RECORDS FOR THIS EXERCISE:
---*---
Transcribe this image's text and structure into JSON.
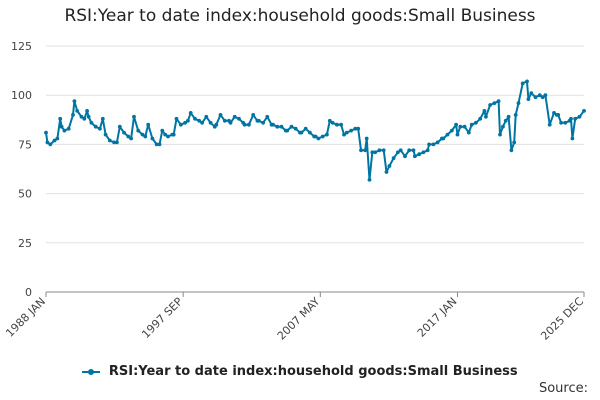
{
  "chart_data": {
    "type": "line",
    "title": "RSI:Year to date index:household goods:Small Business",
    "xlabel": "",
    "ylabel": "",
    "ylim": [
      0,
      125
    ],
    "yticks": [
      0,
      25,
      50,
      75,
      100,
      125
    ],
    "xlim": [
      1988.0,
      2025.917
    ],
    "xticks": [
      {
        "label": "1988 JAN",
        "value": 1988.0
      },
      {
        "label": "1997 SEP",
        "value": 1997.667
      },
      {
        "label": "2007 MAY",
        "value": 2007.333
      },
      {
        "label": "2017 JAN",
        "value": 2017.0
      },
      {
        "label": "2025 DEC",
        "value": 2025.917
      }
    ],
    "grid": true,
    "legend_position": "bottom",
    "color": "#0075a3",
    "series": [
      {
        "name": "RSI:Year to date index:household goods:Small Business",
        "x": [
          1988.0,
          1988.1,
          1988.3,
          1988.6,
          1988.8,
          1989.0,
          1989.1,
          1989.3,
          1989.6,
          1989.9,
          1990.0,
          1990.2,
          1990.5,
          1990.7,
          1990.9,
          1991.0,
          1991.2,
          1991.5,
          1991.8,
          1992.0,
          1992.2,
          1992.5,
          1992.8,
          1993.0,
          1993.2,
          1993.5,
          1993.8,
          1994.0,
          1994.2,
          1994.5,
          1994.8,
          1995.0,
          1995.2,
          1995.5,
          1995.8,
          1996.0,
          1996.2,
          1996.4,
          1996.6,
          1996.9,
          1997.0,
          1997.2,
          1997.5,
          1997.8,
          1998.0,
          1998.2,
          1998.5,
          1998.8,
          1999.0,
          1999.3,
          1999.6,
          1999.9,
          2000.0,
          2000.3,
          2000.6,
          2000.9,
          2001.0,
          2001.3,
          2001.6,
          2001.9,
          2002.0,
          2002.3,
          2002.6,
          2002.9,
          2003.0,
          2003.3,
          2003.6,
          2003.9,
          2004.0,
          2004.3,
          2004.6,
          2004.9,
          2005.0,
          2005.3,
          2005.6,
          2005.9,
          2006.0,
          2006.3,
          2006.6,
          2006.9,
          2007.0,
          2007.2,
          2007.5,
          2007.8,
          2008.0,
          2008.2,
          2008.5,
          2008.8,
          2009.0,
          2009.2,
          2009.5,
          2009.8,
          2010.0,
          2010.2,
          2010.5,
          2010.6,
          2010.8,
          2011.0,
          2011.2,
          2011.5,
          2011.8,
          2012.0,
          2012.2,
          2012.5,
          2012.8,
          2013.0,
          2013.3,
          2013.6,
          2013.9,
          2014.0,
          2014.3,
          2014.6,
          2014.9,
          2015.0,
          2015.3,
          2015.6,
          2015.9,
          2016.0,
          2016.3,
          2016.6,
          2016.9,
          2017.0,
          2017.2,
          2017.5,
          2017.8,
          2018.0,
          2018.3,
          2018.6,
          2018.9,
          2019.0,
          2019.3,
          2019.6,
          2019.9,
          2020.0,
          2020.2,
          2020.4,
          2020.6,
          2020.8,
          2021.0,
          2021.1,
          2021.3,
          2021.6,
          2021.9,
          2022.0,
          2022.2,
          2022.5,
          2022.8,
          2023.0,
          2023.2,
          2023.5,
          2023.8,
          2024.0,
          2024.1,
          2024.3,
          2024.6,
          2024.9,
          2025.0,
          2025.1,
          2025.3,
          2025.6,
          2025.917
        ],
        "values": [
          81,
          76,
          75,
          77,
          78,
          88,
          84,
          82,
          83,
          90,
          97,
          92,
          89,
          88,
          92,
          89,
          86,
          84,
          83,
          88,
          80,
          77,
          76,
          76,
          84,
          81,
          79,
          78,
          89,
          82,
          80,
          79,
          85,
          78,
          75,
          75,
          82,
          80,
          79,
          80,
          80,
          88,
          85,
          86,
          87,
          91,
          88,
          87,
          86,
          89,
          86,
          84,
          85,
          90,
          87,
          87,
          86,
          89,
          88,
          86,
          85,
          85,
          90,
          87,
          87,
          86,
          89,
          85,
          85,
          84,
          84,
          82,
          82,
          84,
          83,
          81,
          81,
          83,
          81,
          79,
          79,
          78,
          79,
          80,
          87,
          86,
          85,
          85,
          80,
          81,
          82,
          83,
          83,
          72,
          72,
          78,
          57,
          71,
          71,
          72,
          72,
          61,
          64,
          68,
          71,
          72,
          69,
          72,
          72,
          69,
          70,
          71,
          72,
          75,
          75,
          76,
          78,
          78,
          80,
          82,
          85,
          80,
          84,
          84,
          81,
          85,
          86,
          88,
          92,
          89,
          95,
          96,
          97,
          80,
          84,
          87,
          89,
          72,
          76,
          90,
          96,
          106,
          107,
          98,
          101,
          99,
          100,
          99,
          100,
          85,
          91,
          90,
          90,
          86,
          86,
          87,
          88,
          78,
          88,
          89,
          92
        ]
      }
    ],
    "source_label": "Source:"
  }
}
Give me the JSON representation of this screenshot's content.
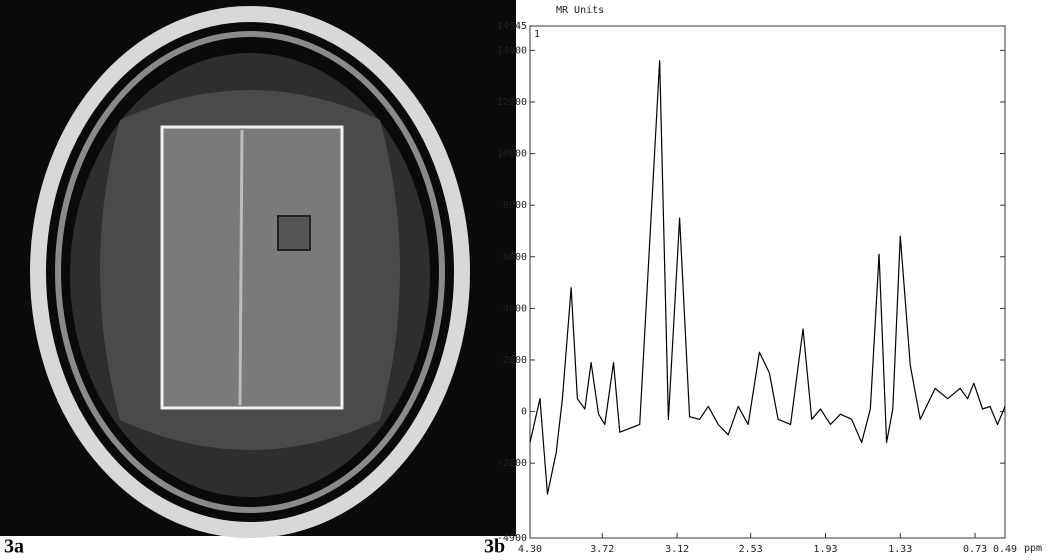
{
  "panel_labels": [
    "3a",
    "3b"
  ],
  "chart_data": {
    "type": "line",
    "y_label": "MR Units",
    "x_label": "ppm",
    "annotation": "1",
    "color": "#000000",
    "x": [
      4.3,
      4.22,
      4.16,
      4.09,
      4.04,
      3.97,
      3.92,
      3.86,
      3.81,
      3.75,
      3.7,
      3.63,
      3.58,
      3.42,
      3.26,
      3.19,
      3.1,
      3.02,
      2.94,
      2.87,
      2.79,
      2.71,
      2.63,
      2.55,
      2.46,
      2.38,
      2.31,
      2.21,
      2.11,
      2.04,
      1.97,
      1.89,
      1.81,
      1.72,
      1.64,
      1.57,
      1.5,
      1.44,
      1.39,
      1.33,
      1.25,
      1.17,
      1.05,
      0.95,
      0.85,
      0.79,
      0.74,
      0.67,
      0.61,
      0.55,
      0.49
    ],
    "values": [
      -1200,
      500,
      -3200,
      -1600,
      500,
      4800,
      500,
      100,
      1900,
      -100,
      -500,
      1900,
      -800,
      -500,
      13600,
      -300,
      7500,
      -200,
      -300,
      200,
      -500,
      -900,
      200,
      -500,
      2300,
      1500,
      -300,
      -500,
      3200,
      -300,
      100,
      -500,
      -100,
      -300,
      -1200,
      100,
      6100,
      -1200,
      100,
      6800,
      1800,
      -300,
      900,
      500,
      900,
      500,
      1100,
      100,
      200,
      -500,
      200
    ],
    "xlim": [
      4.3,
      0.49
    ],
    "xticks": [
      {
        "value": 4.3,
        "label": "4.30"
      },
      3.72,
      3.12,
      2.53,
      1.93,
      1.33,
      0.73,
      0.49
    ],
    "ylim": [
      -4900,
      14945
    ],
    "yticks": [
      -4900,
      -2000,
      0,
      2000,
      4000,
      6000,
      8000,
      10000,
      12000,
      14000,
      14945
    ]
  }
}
---*---
GIVEN PROBLEM: Every entry above should be duplicated exactly. Do not include the images.

RESPONSE TO THE TASK:
Transcribe this image's text and structure into JSON.
{
  "chart_data": {
    "type": "line",
    "title": "RSI:Year to date index:household goods:Small Business",
    "xlabel": "",
    "ylabel": "",
    "ylim": [
      0,
      125
    ],
    "yticks": [
      0,
      25,
      50,
      75,
      100,
      125
    ],
    "xlim": [
      1988.0,
      2025.917
    ],
    "xticks": [
      {
        "label": "1988 JAN",
        "value": 1988.0
      },
      {
        "label": "1997 SEP",
        "value": 1997.667
      },
      {
        "label": "2007 MAY",
        "value": 2007.333
      },
      {
        "label": "2017 JAN",
        "value": 2017.0
      },
      {
        "label": "2025 DEC",
        "value": 2025.917
      }
    ],
    "grid": true,
    "legend_position": "bottom",
    "color": "#0075a3",
    "series": [
      {
        "name": "RSI:Year to date index:household goods:Small Business",
        "x": [
          1988.0,
          1988.1,
          1988.3,
          1988.6,
          1988.8,
          1989.0,
          1989.1,
          1989.3,
          1989.6,
          1989.9,
          1990.0,
          1990.2,
          1990.5,
          1990.7,
          1990.9,
          1991.0,
          1991.2,
          1991.5,
          1991.8,
          1992.0,
          1992.2,
          1992.5,
          1992.8,
          1993.0,
          1993.2,
          1993.5,
          1993.8,
          1994.0,
          1994.2,
          1994.5,
          1994.8,
          1995.0,
          1995.2,
          1995.5,
          1995.8,
          1996.0,
          1996.2,
          1996.4,
          1996.6,
          1996.9,
          1997.0,
          1997.2,
          1997.5,
          1997.8,
          1998.0,
          1998.2,
          1998.5,
          1998.8,
          1999.0,
          1999.3,
          1999.6,
          1999.9,
          2000.0,
          2000.3,
          2000.6,
          2000.9,
          2001.0,
          2001.3,
          2001.6,
          2001.9,
          2002.0,
          2002.3,
          2002.6,
          2002.9,
          2003.0,
          2003.3,
          2003.6,
          2003.9,
          2004.0,
          2004.3,
          2004.6,
          2004.9,
          2005.0,
          2005.3,
          2005.6,
          2005.9,
          2006.0,
          2006.3,
          2006.6,
          2006.9,
          2007.0,
          2007.2,
          2007.5,
          2007.8,
          2008.0,
          2008.2,
          2008.5,
          2008.8,
          2009.0,
          2009.2,
          2009.5,
          2009.8,
          2010.0,
          2010.2,
          2010.5,
          2010.6,
          2010.8,
          2011.0,
          2011.2,
          2011.5,
          2011.8,
          2012.0,
          2012.2,
          2012.5,
          2012.8,
          2013.0,
          2013.3,
          2013.6,
          2013.9,
          2014.0,
          2014.3,
          2014.6,
          2014.9,
          2015.0,
          2015.3,
          2015.6,
          2015.9,
          2016.0,
          2016.3,
          2016.6,
          2016.9,
          2017.0,
          2017.2,
          2017.5,
          2017.8,
          2018.0,
          2018.3,
          2018.6,
          2018.9,
          2019.0,
          2019.3,
          2019.6,
          2019.9,
          2020.0,
          2020.2,
          2020.4,
          2020.6,
          2020.8,
          2021.0,
          2021.1,
          2021.3,
          2021.6,
          2021.9,
          2022.0,
          2022.2,
          2022.5,
          2022.8,
          2023.0,
          2023.2,
          2023.5,
          2023.8,
          2024.0,
          2024.1,
          2024.3,
          2024.6,
          2024.9,
          2025.0,
          2025.1,
          2025.3,
          2025.6,
          2025.917
        ],
        "values": [
          81,
          76,
          75,
          77,
          78,
          88,
          84,
          82,
          83,
          90,
          97,
          92,
          89,
          88,
          92,
          89,
          86,
          84,
          83,
          88,
          80,
          77,
          76,
          76,
          84,
          81,
          79,
          78,
          89,
          82,
          80,
          79,
          85,
          78,
          75,
          75,
          82,
          80,
          79,
          80,
          80,
          88,
          85,
          86,
          87,
          91,
          88,
          87,
          86,
          89,
          86,
          84,
          85,
          90,
          87,
          87,
          86,
          89,
          88,
          86,
          85,
          85,
          90,
          87,
          87,
          86,
          89,
          85,
          85,
          84,
          84,
          82,
          82,
          84,
          83,
          81,
          81,
          83,
          81,
          79,
          79,
          78,
          79,
          80,
          87,
          86,
          85,
          85,
          80,
          81,
          82,
          83,
          83,
          72,
          72,
          78,
          57,
          71,
          71,
          72,
          72,
          61,
          64,
          68,
          71,
          72,
          69,
          72,
          72,
          69,
          70,
          71,
          72,
          75,
          75,
          76,
          78,
          78,
          80,
          82,
          85,
          80,
          84,
          84,
          81,
          85,
          86,
          88,
          92,
          89,
          95,
          96,
          97,
          80,
          84,
          87,
          89,
          72,
          76,
          90,
          96,
          106,
          107,
          98,
          101,
          99,
          100,
          99,
          100,
          85,
          91,
          90,
          90,
          86,
          86,
          87,
          88,
          78,
          88,
          89,
          92
        ]
      }
    ],
    "source_label": "Source:"
  }
}
Give me the JSON representation of this screenshot's content.
{
  "panel_labels": [
    "3a",
    "3b"
  ],
  "chart_data": {
    "type": "line",
    "y_label": "MR Units",
    "x_label": "ppm",
    "annotation": "1",
    "color": "#000000",
    "x": [
      4.3,
      4.22,
      4.16,
      4.09,
      4.04,
      3.97,
      3.92,
      3.86,
      3.81,
      3.75,
      3.7,
      3.63,
      3.58,
      3.42,
      3.26,
      3.19,
      3.1,
      3.02,
      2.94,
      2.87,
      2.79,
      2.71,
      2.63,
      2.55,
      2.46,
      2.38,
      2.31,
      2.21,
      2.11,
      2.04,
      1.97,
      1.89,
      1.81,
      1.72,
      1.64,
      1.57,
      1.5,
      1.44,
      1.39,
      1.33,
      1.25,
      1.17,
      1.05,
      0.95,
      0.85,
      0.79,
      0.74,
      0.67,
      0.61,
      0.55,
      0.49
    ],
    "values": [
      -1200,
      500,
      -3200,
      -1600,
      500,
      4800,
      500,
      100,
      1900,
      -100,
      -500,
      1900,
      -800,
      -500,
      13600,
      -300,
      7500,
      -200,
      -300,
      200,
      -500,
      -900,
      200,
      -500,
      2300,
      1500,
      -300,
      -500,
      3200,
      -300,
      100,
      -500,
      -100,
      -300,
      -1200,
      100,
      6100,
      -1200,
      100,
      6800,
      1800,
      -300,
      900,
      500,
      900,
      500,
      1100,
      100,
      200,
      -500,
      200
    ],
    "xlim": [
      4.3,
      0.49
    ],
    "xticks": [
      {
        "value": 4.3,
        "label": "4.30"
      },
      3.72,
      3.12,
      2.53,
      1.93,
      1.33,
      0.73,
      0.49
    ],
    "ylim": [
      -4900,
      14945
    ],
    "yticks": [
      -4900,
      -2000,
      0,
      2000,
      4000,
      6000,
      8000,
      10000,
      12000,
      14000,
      14945
    ]
  }
}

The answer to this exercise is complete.